DATASET ENTRIES →
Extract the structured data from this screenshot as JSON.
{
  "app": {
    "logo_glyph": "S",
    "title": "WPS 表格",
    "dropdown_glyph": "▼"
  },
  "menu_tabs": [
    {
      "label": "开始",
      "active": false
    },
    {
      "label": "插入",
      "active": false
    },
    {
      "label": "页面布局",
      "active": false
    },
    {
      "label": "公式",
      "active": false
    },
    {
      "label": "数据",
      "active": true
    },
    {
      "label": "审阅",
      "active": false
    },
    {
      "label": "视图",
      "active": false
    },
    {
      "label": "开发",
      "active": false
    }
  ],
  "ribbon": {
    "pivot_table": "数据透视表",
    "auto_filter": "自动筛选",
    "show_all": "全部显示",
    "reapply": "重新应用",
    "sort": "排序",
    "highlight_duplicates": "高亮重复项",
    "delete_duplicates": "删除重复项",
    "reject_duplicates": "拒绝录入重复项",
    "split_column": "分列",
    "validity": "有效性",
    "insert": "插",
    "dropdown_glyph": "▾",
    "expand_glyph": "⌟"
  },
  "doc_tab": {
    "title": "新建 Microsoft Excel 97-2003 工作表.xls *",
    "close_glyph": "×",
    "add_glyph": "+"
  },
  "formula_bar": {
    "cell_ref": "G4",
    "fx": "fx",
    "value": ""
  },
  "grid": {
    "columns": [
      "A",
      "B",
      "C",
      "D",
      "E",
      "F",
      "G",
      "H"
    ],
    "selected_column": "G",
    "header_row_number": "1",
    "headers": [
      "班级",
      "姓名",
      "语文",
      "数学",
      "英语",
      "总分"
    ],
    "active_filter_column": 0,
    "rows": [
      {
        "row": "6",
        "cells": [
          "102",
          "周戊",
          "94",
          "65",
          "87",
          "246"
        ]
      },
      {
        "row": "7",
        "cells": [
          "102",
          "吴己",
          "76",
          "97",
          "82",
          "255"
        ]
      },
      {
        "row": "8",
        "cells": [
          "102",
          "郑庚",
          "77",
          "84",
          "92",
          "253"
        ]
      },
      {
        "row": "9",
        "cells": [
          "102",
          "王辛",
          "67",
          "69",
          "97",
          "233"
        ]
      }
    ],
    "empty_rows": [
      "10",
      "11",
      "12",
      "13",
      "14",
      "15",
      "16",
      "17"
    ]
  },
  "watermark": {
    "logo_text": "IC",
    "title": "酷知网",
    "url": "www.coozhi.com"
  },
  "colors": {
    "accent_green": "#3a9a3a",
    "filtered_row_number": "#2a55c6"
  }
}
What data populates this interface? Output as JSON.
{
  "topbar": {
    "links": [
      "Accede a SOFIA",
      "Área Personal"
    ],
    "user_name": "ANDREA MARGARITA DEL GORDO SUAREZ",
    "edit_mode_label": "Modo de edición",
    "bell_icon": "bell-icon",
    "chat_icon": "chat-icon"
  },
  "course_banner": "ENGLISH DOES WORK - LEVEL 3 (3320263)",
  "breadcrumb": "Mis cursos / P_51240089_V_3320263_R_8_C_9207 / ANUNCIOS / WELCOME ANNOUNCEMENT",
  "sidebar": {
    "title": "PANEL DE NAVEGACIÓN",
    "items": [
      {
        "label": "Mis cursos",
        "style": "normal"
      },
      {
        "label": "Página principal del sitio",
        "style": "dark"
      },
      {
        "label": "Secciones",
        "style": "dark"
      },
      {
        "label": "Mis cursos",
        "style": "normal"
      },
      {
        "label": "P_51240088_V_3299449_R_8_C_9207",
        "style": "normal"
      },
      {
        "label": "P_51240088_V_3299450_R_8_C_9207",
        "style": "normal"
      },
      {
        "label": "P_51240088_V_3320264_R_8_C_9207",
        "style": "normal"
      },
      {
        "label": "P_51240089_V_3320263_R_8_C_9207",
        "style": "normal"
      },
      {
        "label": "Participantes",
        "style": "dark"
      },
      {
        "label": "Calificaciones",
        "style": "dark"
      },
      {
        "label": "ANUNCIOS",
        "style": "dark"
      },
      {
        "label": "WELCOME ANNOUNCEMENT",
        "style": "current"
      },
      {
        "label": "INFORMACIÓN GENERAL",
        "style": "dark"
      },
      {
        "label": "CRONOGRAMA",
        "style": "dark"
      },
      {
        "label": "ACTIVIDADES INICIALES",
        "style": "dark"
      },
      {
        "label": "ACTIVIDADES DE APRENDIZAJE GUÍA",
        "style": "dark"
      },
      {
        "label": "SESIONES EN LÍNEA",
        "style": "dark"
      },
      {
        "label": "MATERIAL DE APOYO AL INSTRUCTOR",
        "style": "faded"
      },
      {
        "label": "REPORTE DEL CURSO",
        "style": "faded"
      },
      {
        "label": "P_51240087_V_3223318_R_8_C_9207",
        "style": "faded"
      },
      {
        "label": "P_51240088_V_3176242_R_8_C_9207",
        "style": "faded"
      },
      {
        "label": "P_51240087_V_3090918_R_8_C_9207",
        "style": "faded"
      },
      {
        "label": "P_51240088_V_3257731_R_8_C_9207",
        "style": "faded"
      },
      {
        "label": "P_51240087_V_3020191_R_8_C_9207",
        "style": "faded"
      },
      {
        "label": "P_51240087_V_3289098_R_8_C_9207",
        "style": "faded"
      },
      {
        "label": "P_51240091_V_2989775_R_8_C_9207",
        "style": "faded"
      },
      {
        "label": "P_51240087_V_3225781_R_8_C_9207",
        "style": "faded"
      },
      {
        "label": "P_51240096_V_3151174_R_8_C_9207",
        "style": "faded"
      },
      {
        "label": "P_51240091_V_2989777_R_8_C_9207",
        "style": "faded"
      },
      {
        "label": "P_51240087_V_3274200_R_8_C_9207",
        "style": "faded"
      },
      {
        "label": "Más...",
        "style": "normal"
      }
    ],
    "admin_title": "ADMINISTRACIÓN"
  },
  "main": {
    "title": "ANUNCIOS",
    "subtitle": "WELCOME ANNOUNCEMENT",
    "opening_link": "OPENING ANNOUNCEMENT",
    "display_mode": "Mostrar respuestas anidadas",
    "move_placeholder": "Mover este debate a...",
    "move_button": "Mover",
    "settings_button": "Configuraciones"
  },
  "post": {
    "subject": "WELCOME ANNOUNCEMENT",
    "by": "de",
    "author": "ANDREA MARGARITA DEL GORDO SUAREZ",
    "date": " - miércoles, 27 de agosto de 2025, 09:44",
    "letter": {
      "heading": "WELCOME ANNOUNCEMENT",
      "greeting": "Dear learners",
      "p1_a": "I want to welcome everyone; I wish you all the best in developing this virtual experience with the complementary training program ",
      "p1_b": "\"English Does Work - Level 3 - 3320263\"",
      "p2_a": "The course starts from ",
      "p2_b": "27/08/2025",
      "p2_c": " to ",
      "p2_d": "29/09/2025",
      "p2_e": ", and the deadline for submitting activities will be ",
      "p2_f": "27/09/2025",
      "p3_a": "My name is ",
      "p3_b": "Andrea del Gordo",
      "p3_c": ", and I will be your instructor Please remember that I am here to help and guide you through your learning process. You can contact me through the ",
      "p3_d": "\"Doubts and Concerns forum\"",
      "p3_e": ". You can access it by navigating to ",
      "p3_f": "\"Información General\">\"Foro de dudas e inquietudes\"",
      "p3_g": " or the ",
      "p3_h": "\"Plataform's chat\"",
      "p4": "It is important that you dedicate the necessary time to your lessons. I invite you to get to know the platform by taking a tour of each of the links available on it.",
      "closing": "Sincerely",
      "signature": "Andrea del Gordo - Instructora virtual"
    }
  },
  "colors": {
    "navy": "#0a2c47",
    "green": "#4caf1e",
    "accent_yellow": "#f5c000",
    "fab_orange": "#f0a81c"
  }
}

PROBLEM DESCRIPTION →
Write out every line exactly as it stands.

THE RESPONSE →
Extract the structured data from this screenshot as JSON.
{
  "app": {
    "logo_glyph": "S",
    "title": "WPS 表格",
    "dropdown_glyph": "▼"
  },
  "menu_tabs": [
    {
      "label": "开始",
      "active": false
    },
    {
      "label": "插入",
      "active": false
    },
    {
      "label": "页面布局",
      "active": false
    },
    {
      "label": "公式",
      "active": false
    },
    {
      "label": "数据",
      "active": true
    },
    {
      "label": "审阅",
      "active": false
    },
    {
      "label": "视图",
      "active": false
    },
    {
      "label": "开发",
      "active": false
    }
  ],
  "ribbon": {
    "pivot_table": "数据透视表",
    "auto_filter": "自动筛选",
    "show_all": "全部显示",
    "reapply": "重新应用",
    "sort": "排序",
    "highlight_duplicates": "高亮重复项",
    "delete_duplicates": "删除重复项",
    "reject_duplicates": "拒绝录入重复项",
    "split_column": "分列",
    "validity": "有效性",
    "insert": "插",
    "dropdown_glyph": "▾",
    "expand_glyph": "⌟"
  },
  "doc_tab": {
    "title": "新建 Microsoft Excel 97-2003 工作表.xls *",
    "close_glyph": "×",
    "add_glyph": "+"
  },
  "formula_bar": {
    "cell_ref": "G4",
    "fx": "fx",
    "value": ""
  },
  "grid": {
    "columns": [
      "A",
      "B",
      "C",
      "D",
      "E",
      "F",
      "G",
      "H"
    ],
    "selected_column": "G",
    "header_row_number": "1",
    "headers": [
      "班级",
      "姓名",
      "语文",
      "数学",
      "英语",
      "总分"
    ],
    "active_filter_column": 0,
    "rows": [
      {
        "row": "6",
        "cells": [
          "102",
          "周戊",
          "94",
          "65",
          "87",
          "246"
        ]
      },
      {
        "row": "7",
        "cells": [
          "102",
          "吴己",
          "76",
          "97",
          "82",
          "255"
        ]
      },
      {
        "row": "8",
        "cells": [
          "102",
          "郑庚",
          "77",
          "84",
          "92",
          "253"
        ]
      },
      {
        "row": "9",
        "cells": [
          "102",
          "王辛",
          "67",
          "69",
          "97",
          "233"
        ]
      }
    ],
    "empty_rows": [
      "10",
      "11",
      "12",
      "13",
      "14",
      "15",
      "16",
      "17"
    ]
  },
  "watermark": {
    "logo_text": "IC",
    "title": "酷知网",
    "url": "www.coozhi.com"
  },
  "colors": {
    "accent_green": "#3a9a3a",
    "filtered_row_number": "#2a55c6"
  }
}
What data populates this interface? Output as JSON.
{
  "topbar": {
    "links": [
      "Accede a SOFIA",
      "Área Personal"
    ],
    "user_name": "ANDREA MARGARITA DEL GORDO SUAREZ",
    "edit_mode_label": "Modo de edición",
    "bell_icon": "bell-icon",
    "chat_icon": "chat-icon"
  },
  "course_banner": "ENGLISH DOES WORK - LEVEL 3 (3320263)",
  "breadcrumb": "Mis cursos / P_51240089_V_3320263_R_8_C_9207 / ANUNCIOS / WELCOME ANNOUNCEMENT",
  "sidebar": {
    "title": "PANEL DE NAVEGACIÓN",
    "items": [
      {
        "label": "Mis cursos",
        "style": "normal"
      },
      {
        "label": "Página principal del sitio",
        "style": "dark"
      },
      {
        "label": "Secciones",
        "style": "dark"
      },
      {
        "label": "Mis cursos",
        "style": "normal"
      },
      {
        "label": "P_51240088_V_3299449_R_8_C_9207",
        "style": "normal"
      },
      {
        "label": "P_51240088_V_3299450_R_8_C_9207",
        "style": "normal"
      },
      {
        "label": "P_51240088_V_3320264_R_8_C_9207",
        "style": "normal"
      },
      {
        "label": "P_51240089_V_3320263_R_8_C_9207",
        "style": "normal"
      },
      {
        "label": "Participantes",
        "style": "dark"
      },
      {
        "label": "Calificaciones",
        "style": "dark"
      },
      {
        "label": "ANUNCIOS",
        "style": "dark"
      },
      {
        "label": "WELCOME ANNOUNCEMENT",
        "style": "current"
      },
      {
        "label": "INFORMACIÓN GENERAL",
        "style": "dark"
      },
      {
        "label": "CRONOGRAMA",
        "style": "dark"
      },
      {
        "label": "ACTIVIDADES INICIALES",
        "style": "dark"
      },
      {
        "label": "ACTIVIDADES DE APRENDIZAJE GUÍA",
        "style": "dark"
      },
      {
        "label": "SESIONES EN LÍNEA",
        "style": "dark"
      },
      {
        "label": "MATERIAL DE APOYO AL INSTRUCTOR",
        "style": "faded"
      },
      {
        "label": "REPORTE DEL CURSO",
        "style": "faded"
      },
      {
        "label": "P_51240087_V_3223318_R_8_C_9207",
        "style": "faded"
      },
      {
        "label": "P_51240088_V_3176242_R_8_C_9207",
        "style": "faded"
      },
      {
        "label": "P_51240087_V_3090918_R_8_C_9207",
        "style": "faded"
      },
      {
        "label": "P_51240088_V_3257731_R_8_C_9207",
        "style": "faded"
      },
      {
        "label": "P_51240087_V_3020191_R_8_C_9207",
        "style": "faded"
      },
      {
        "label": "P_51240087_V_3289098_R_8_C_9207",
        "style": "faded"
      },
      {
        "label": "P_51240091_V_2989775_R_8_C_9207",
        "style": "faded"
      },
      {
        "label": "P_51240087_V_3225781_R_8_C_9207",
        "style": "faded"
      },
      {
        "label": "P_51240096_V_3151174_R_8_C_9207",
        "style": "faded"
      },
      {
        "label": "P_51240091_V_2989777_R_8_C_9207",
        "style": "faded"
      },
      {
        "label": "P_51240087_V_3274200_R_8_C_9207",
        "style": "faded"
      },
      {
        "label": "Más...",
        "style": "normal"
      }
    ],
    "admin_title": "ADMINISTRACIÓN"
  },
  "main": {
    "title": "ANUNCIOS",
    "subtitle": "WELCOME ANNOUNCEMENT",
    "opening_link": "OPENING ANNOUNCEMENT",
    "display_mode": "Mostrar respuestas anidadas",
    "move_placeholder": "Mover este debate a...",
    "move_button": "Mover",
    "settings_button": "Configuraciones"
  },
  "post": {
    "subject": "WELCOME ANNOUNCEMENT",
    "by": "de",
    "author": "ANDREA MARGARITA DEL GORDO SUAREZ",
    "date": " - miércoles, 27 de agosto de 2025, 09:44",
    "letter": {
      "heading": "WELCOME ANNOUNCEMENT",
      "greeting": "Dear learners",
      "p1_a": "I want to welcome everyone; I wish you all the best in developing this virtual experience with the complementary training program ",
      "p1_b": "\"English Does Work - Level 3 - 3320263\"",
      "p2_a": "The course starts from ",
      "p2_b": "27/08/2025",
      "p2_c": " to ",
      "p2_d": "29/09/2025",
      "p2_e": ", and the deadline for submitting activities will be ",
      "p2_f": "27/09/2025",
      "p3_a": "My name is ",
      "p3_b": "Andrea del Gordo",
      "p3_c": ", and I will be your instructor Please remember that I am here to help and guide you through your learning process. You can contact me through the ",
      "p3_d": "\"Doubts and Concerns forum\"",
      "p3_e": ". You can access it by navigating to ",
      "p3_f": "\"Información General\">\"Foro de dudas e inquietudes\"",
      "p3_g": " or the ",
      "p3_h": "\"Plataform's chat\"",
      "p4": "It is important that you dedicate the necessary time to your lessons. I invite you to get to know the platform by taking a tour of each of the links available on it.",
      "closing": "Sincerely",
      "signature": "Andrea del Gordo - Instructora virtual"
    }
  },
  "colors": {
    "navy": "#0a2c47",
    "green": "#4caf1e",
    "accent_yellow": "#f5c000",
    "fab_orange": "#f0a81c"
  }
}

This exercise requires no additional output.